=== INSTRUCTION A ===
Could you quote the baking show transcript word for word, everything from "-I'm sorry, why" down to "in your faces."?

=== SUPPLIED PASSAGE ===
_ _ _ _ _

Wait, so she's painting her icing

and then she's gonna set her icing
on top of her cookie?

Maybe a good solution

because during the time
the cookie is baking,

then she can work on her face.

-Mm-hmm.
-And maybe it's not a bad idea.

Two minutes.

No!

[Byer] Yes!

[laughter]

How am I supposed to do a nose?

All right, we're using the cookie dough.

All right.

I'm very excited about this.

-I'm stressed.
-I'm very excited.

Oh, hell no. I gotta get
my damn cookie together.

Okay, I'm going, I'm going,
I'm going, I'm going.

I need a big enough piece.

Oh, that's a good idea.

I don't know if they're going
to finish in time, but...

-time's almost up.
-You kidding?

Wow, I thought it would fall apart
when I picked it up.

Okay.

Ten, nine, eight,

seven, six, five, four,

three, two, one. You're done!

[alarm sounds]

Whoo!

Wheel us your treats.

Okay, Kyle, just a reminder,

this is what you were trying to make.

Let's see your recreation of that face.

[drum roll]

Nailed it.

[fanfare]

[laughter]

What'd you make the nose out of?

The nose is just cookie dough.

-Oh.
-Is it cooked cookie?

It's just cookie dough. So, it's uncooked.

Yeah. It's uncooked.

All right, you guys ready
to taste this thing?

That's probably the tastiest part.

Okay.

You know, with the powdered sugar,
instead of putting granulated sugar,

you put powdered sugar into the dough.

So it's a little bit doughy.

But usually, if you put granulated sugar,

you have a more crumbly cookie dough.

-I'm gonna eat the nose. Is that okay?
-Yeah, you can eat the nose.

It's a little nosey.

[laughter]

You have to bake it.

You cannot give raw dough to people,
you know?

It's... it's... this is kind of wrong.

Next time you can tell me
before I eat the nose, Jacques.

Hey, Kyle? Bye, bye.

[laughter]

Okay, Anabell, just a reminder.

This is what you were trying to make.
Let's see your perfect recreation.

[drum roll]

-[fanfare]
-Nailed it!

[laughter]

[Byer] I don't mean to laugh, but I do.

[laughter]

-Is this a Cheeto?
-Yes.

[laughter]

How come no nose?

-I think there is no space for the nose.
-[Pica] Yeah.

-Yeah, my lips...
-And no eyebrow either.

-[Byer] No eyebrows, no nose.
-No eyebrows.

It just... You know, it didn't...
You know...

[laughter]

Exactly!

Yeah, but maybe it tastes good.
Let's try a taste.

[Byer] All right.

You're gonna go for the Cheeto, huh?

[Anabell laughs]

-It actually tastes pretty good.
-Yes, I agree.

It's a little bit more baked. You see some
color here, some caramelization.

-How was that Cheeto?
-[laughs] It was spicy.

It doesn't go well with the cookie.

-No?
-So, we're gonna move on.

Thank you, Anabell.

-Thank you.
-All right, Kymberli.

Just a reminder, this is
what you were trying to make.

-Let's see your perfect recreation.
-Okay.

[drum roll]

-[fanfare]
-Nailed it.

Don't be scared. Come in.

[laughter]

-I'm sorry, why ya'll laughing?
-[Byer] I don't mean to laugh.

-But, you are.
-I don't. I truly don't.

But I laughed at all three of you
right in your faces.

_ _ _ _ _

=== INSTRUCTION B ===
Can you print everything in the records from their first line down to and including the line that contains "147, 674, 158]", word for word?

=== GIVEN DATA ===
_ _ _ _ _

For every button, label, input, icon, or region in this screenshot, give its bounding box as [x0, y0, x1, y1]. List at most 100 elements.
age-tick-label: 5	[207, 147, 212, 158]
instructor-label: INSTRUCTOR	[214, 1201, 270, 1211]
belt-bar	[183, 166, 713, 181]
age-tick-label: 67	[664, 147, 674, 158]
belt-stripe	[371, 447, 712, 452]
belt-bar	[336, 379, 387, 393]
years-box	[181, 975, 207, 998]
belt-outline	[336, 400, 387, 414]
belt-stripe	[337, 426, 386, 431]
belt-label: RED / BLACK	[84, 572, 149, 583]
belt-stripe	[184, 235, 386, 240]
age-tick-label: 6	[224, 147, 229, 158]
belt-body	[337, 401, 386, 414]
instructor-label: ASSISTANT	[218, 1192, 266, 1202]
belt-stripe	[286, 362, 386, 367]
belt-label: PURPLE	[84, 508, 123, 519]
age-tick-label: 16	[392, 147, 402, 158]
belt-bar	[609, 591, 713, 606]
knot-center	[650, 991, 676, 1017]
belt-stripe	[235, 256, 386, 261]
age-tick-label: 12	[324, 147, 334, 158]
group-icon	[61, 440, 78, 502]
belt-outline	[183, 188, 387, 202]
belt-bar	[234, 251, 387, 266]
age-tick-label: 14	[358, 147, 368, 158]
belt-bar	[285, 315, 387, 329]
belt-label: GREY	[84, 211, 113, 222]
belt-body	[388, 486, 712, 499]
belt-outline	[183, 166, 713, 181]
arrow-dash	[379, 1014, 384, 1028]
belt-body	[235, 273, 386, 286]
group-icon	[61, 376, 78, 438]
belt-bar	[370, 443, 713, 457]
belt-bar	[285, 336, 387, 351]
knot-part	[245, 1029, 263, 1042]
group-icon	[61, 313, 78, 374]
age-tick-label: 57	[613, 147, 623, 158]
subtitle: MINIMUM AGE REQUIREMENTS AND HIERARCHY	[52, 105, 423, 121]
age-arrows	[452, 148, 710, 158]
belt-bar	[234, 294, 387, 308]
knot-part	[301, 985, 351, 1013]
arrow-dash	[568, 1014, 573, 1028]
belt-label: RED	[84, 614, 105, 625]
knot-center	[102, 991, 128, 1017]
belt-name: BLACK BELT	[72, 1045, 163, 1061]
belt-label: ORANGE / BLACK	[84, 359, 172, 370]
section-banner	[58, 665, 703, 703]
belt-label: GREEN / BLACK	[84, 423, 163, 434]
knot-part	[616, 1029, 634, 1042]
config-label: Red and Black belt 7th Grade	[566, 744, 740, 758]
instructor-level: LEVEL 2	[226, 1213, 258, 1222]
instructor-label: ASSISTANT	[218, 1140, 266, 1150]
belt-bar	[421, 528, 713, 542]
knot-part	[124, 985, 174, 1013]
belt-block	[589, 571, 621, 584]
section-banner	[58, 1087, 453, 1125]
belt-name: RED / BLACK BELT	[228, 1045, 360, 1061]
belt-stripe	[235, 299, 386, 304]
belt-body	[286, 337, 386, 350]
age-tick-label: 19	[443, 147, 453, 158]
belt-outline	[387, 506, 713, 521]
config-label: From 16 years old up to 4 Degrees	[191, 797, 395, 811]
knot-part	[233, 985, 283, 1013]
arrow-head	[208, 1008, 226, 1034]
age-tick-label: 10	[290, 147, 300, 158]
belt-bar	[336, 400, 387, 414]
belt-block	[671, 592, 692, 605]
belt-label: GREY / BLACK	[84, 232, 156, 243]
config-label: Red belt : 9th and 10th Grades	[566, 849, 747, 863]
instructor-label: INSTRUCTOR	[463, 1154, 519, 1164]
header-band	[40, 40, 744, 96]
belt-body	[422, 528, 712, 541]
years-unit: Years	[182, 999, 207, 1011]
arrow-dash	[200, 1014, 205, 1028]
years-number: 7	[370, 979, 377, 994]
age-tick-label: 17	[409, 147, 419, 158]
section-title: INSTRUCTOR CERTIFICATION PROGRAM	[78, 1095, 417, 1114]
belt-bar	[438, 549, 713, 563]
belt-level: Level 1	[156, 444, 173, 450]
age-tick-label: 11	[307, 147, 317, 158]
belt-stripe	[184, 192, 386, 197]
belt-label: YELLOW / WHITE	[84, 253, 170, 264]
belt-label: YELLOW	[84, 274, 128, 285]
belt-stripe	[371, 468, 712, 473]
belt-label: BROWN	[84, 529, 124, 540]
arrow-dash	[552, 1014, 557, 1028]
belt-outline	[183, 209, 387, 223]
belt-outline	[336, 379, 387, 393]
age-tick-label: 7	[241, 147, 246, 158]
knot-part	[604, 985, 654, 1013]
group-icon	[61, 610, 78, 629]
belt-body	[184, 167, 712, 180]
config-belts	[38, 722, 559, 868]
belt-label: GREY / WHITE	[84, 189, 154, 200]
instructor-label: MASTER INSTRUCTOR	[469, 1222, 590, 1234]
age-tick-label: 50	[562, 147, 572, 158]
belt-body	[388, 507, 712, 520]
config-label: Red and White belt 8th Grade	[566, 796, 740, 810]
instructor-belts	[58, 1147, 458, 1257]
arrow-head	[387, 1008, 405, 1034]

_ _ _ _ _

=== OUTPUT A ===
-I'm sorry, why ya'll laughing?
-[Byer] I don't mean to laugh.

-But, you are.
-I don't. I truly don't.

But I laughed at all three of you
right in your faces.

=== OUTPUT B ===
For every button, label, input, icon, or region in this screenshot, give its bounding box as [x0, y0, x1, y1]. List at most 100 elements.
age-tick-label: 5	[207, 147, 212, 158]
instructor-label: INSTRUCTOR	[214, 1201, 270, 1211]
belt-bar	[183, 166, 713, 181]
age-tick-label: 67	[664, 147, 674, 158]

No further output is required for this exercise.